> [Task statement] Each entry below is to be duplicated verbatim.

> [Exercise data]

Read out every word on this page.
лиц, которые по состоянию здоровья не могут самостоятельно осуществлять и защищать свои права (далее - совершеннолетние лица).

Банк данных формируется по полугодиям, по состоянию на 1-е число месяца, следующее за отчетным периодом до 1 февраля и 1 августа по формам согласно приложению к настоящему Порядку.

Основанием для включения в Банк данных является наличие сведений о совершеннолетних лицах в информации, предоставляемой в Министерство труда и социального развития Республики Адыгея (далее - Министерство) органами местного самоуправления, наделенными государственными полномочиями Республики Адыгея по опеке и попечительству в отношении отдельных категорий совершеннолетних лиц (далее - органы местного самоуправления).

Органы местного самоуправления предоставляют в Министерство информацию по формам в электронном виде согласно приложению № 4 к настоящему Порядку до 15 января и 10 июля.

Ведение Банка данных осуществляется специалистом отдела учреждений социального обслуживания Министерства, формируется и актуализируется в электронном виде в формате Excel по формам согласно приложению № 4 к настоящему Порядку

> [Worked answer]
Read out every word on this page.
лиц, которые по состоянию здоровья не могут самостоятельно осуществлять и защищать свои права (далее - совершеннолетние лица).

Банк данных формируется по полугодиям, по состоянию на 1-е число месяца, следующее за отчетным периодом до 1 февраля и 1 августа по формам согласно приложению к настоящему Порядку.

Основанием для включения в Банк данных является наличие сведений о совершеннолетних лицах в информации, предоставляемой в Министерство труда и социального развития Республики Адыгея (далее - Министерство) органами местного самоуправления, наделенными государственными полномочиями Республики Адыгея по опеке и попечительству в отношении отдельных категорий совершеннолетних лиц (далее - органы местного самоуправления).

Органы местного самоуправления предоставляют в Министерство информацию по формам в электронном виде согласно приложению № 4 к настоящему Порядку до 15 января и 10 июля.

Ведение Банка данных осуществляется специалистом отдела учреждений социального обслуживания Министерства, формируется и актуализируется в электронном виде в формате Excel по формам согласно приложению № 4 к настоящему Порядку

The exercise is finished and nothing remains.